• [PROBLEM DETAILS] Report the number of lines in the entries below that include the word "Extract", and nothing else.

------------------------------------------------------------

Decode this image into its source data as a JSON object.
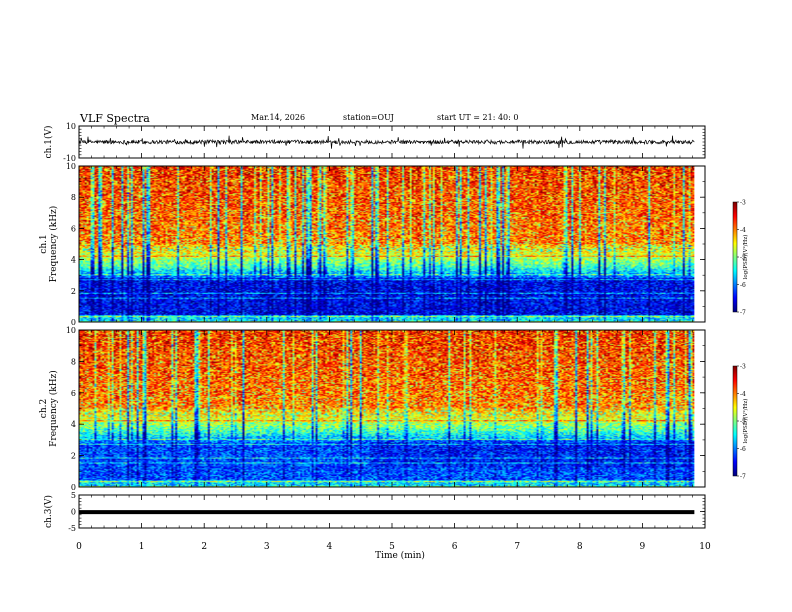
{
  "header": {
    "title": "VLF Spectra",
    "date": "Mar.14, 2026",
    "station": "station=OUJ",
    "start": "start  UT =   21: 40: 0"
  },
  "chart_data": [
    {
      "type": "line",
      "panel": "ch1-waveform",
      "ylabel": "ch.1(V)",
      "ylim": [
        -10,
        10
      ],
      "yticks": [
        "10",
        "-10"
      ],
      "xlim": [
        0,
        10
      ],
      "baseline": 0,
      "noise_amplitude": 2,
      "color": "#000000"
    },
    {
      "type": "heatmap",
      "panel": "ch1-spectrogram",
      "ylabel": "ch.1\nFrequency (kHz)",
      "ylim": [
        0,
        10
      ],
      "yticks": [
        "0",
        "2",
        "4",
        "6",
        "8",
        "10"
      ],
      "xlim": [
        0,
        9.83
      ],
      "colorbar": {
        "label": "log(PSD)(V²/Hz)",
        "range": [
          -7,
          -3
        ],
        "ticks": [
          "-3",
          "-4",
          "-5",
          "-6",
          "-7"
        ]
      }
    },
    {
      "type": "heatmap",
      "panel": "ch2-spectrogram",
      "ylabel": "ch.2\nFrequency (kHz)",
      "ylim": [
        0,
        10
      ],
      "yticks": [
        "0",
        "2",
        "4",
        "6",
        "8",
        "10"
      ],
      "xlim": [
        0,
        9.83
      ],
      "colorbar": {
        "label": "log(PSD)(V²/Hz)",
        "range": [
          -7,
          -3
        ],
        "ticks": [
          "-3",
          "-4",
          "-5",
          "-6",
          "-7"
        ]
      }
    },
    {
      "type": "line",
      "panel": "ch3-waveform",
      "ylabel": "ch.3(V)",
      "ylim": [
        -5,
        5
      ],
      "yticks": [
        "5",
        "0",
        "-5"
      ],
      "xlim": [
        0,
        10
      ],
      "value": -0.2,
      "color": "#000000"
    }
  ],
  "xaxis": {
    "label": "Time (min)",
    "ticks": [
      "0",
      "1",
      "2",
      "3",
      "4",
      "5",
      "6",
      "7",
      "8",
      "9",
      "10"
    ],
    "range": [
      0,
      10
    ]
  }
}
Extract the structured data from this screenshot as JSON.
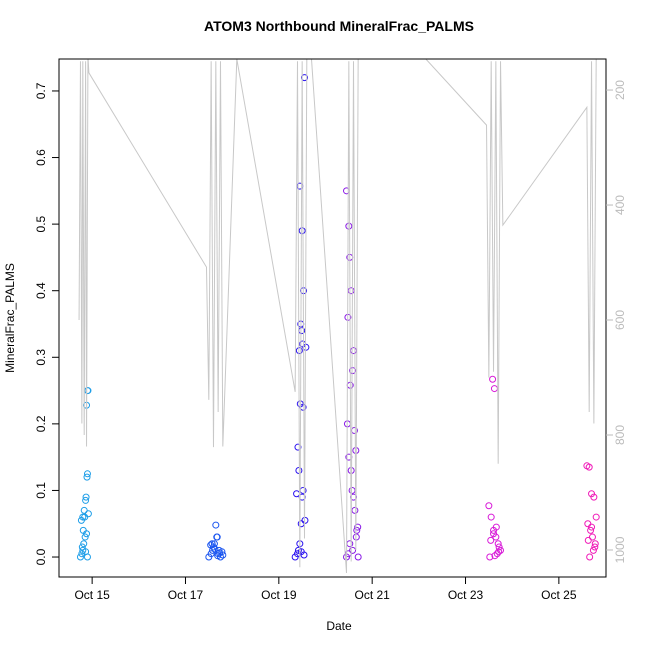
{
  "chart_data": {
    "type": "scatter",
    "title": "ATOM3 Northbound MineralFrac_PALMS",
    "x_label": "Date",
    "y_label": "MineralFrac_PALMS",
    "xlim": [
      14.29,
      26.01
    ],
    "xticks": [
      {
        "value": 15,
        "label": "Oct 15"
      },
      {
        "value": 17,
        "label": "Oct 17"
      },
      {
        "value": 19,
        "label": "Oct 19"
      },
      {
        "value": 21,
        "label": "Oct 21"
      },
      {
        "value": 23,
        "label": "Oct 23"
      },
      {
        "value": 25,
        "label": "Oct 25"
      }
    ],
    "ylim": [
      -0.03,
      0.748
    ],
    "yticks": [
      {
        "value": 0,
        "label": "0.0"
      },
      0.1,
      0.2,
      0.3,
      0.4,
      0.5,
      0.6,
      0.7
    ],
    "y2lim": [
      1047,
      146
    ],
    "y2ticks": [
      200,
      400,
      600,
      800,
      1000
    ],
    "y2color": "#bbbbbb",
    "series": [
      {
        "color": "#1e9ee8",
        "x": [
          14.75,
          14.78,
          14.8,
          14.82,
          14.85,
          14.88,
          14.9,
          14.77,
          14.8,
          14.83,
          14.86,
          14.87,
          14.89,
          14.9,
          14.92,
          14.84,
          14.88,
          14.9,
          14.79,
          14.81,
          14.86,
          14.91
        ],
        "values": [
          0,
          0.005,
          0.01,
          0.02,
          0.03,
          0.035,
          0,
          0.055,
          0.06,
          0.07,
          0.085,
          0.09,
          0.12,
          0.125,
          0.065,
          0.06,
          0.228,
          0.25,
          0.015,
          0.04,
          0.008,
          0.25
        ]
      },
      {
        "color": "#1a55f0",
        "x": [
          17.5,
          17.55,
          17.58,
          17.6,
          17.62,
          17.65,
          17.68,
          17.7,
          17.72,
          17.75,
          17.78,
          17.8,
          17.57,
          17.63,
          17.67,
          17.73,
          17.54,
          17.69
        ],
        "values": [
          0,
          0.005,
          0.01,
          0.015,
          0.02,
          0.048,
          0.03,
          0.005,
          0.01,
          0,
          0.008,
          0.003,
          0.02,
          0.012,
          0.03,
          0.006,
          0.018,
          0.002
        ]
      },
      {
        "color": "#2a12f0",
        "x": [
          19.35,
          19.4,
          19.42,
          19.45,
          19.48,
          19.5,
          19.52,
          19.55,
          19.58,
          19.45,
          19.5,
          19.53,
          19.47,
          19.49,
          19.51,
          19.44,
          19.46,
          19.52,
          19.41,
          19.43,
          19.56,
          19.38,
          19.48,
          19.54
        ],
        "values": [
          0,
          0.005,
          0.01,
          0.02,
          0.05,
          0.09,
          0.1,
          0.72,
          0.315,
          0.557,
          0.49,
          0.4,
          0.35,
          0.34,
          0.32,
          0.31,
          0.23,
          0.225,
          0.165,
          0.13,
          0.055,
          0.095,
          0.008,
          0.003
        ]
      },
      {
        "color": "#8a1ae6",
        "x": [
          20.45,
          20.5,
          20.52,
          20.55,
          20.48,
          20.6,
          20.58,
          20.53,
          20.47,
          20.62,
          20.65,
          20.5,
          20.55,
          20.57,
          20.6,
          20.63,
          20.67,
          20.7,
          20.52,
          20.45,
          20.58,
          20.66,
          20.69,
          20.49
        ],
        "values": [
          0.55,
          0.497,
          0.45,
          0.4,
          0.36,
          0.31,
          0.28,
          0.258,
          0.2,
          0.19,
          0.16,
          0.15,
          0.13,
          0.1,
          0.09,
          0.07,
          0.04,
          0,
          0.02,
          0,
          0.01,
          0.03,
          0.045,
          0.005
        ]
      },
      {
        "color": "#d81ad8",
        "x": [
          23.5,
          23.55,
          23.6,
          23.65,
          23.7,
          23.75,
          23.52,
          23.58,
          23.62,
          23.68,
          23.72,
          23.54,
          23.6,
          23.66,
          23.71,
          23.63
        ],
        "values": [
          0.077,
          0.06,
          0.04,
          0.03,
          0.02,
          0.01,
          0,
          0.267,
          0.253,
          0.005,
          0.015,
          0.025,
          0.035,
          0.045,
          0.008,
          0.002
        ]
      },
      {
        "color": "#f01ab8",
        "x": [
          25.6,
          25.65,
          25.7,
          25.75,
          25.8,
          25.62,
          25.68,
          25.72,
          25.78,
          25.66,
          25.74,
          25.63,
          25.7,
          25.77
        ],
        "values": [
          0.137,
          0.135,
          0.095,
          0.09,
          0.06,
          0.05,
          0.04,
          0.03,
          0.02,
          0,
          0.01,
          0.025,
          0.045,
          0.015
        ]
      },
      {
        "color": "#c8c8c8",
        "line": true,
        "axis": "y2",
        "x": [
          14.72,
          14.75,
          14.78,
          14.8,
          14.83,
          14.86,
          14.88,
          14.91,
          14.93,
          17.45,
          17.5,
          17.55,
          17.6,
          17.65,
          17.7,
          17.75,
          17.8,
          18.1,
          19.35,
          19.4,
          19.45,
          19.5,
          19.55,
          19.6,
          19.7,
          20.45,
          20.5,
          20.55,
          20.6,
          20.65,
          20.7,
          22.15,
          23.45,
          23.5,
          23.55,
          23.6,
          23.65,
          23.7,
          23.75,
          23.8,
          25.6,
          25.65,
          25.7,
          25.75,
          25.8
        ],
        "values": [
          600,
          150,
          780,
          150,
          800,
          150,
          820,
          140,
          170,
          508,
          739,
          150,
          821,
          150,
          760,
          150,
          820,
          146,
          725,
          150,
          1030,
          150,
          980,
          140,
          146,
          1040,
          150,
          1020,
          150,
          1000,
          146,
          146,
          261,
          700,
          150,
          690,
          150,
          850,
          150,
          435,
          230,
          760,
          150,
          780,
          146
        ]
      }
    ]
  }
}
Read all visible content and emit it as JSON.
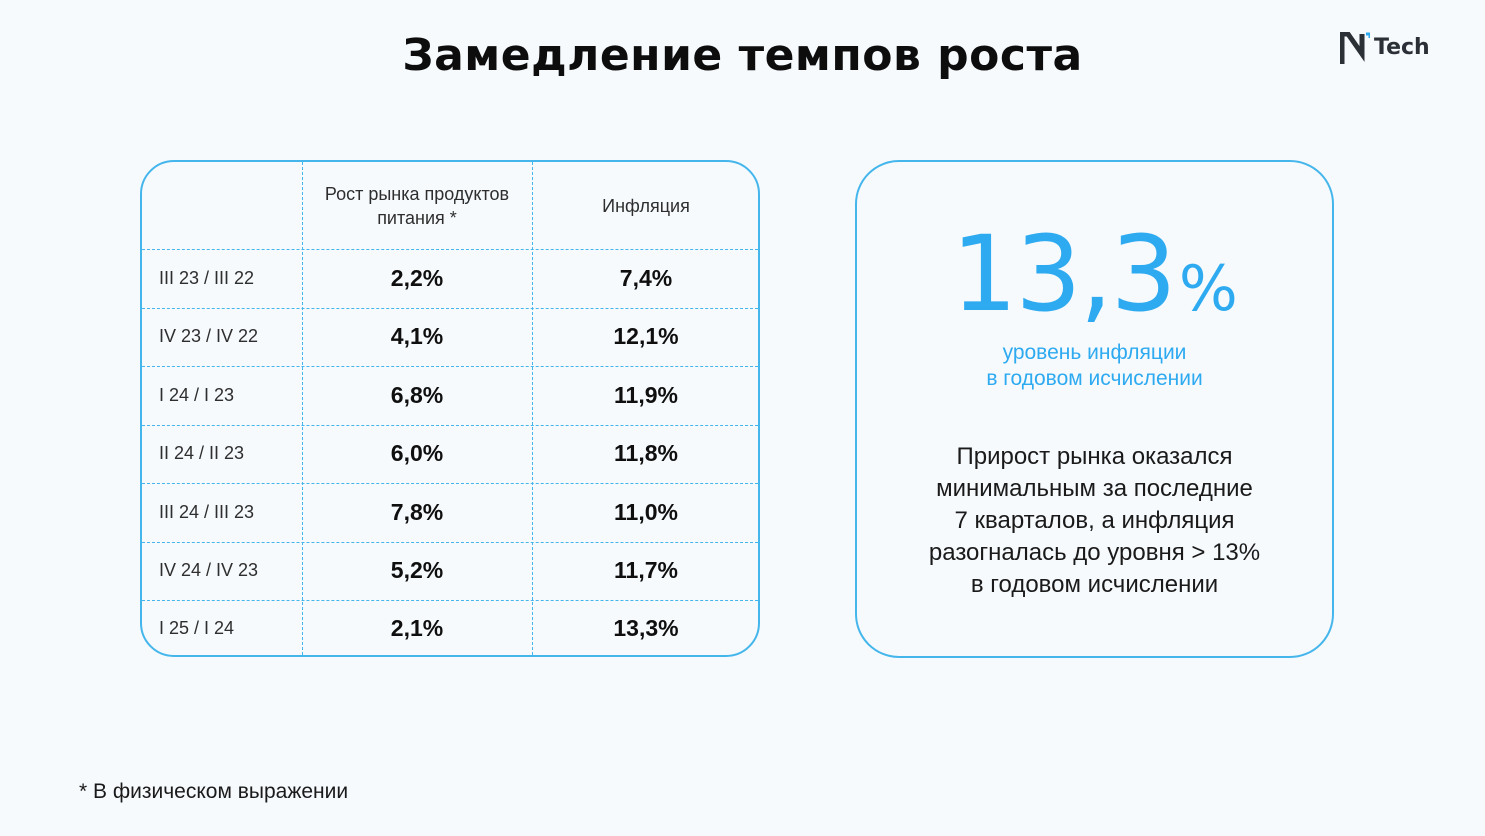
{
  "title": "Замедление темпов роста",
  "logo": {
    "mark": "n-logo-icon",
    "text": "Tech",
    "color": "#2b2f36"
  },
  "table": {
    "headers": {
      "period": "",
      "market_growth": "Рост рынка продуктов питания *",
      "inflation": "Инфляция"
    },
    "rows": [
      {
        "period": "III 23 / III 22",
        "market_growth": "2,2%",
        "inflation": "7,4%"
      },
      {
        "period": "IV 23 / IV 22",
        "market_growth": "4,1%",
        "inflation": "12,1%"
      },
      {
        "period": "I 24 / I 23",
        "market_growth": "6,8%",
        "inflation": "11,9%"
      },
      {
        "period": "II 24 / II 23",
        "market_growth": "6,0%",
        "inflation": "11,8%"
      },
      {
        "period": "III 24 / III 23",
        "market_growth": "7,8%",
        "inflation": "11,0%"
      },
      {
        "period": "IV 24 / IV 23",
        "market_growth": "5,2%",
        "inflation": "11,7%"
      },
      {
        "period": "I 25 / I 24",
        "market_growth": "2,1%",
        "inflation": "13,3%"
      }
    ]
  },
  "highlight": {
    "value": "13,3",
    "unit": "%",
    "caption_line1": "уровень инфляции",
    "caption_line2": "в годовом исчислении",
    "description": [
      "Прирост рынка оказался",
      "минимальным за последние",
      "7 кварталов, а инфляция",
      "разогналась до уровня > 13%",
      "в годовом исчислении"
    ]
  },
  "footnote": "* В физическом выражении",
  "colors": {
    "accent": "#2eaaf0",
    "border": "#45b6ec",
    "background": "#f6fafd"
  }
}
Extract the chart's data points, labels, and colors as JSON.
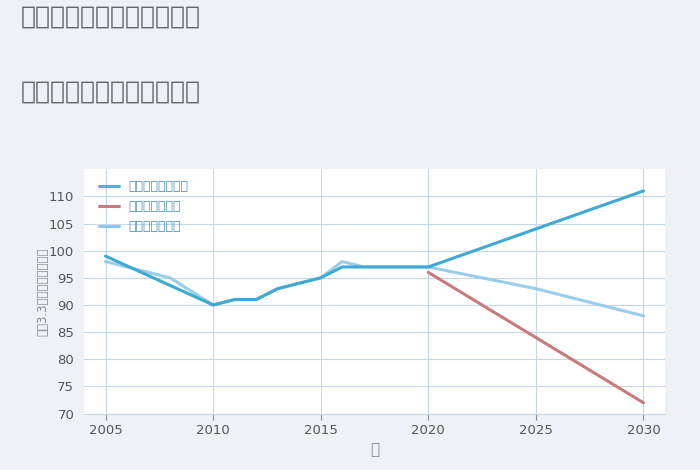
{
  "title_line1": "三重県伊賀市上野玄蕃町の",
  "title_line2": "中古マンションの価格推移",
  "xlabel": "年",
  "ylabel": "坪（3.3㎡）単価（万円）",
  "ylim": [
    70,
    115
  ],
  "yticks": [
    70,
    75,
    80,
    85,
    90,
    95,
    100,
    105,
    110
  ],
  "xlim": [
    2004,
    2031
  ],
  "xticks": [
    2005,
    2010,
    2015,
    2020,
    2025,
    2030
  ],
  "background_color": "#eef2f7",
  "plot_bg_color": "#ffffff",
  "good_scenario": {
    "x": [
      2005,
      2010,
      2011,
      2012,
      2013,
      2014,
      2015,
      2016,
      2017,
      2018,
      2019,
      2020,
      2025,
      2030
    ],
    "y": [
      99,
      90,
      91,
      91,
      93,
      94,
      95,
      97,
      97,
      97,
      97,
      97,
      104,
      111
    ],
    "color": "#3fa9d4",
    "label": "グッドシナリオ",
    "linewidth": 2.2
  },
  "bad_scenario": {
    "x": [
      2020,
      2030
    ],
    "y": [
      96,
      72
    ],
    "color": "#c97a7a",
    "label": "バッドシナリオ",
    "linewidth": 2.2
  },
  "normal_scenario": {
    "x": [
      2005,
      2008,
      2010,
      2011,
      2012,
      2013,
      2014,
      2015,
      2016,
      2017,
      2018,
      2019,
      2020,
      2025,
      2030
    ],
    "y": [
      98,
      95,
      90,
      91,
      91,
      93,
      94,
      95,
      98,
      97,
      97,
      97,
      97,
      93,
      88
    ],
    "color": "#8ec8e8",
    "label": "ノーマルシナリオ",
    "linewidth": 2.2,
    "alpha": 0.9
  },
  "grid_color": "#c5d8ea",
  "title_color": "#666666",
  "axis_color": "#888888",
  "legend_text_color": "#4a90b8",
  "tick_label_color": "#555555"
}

------------------------------------------------------------

• [EXERCISE RESPONSE] 2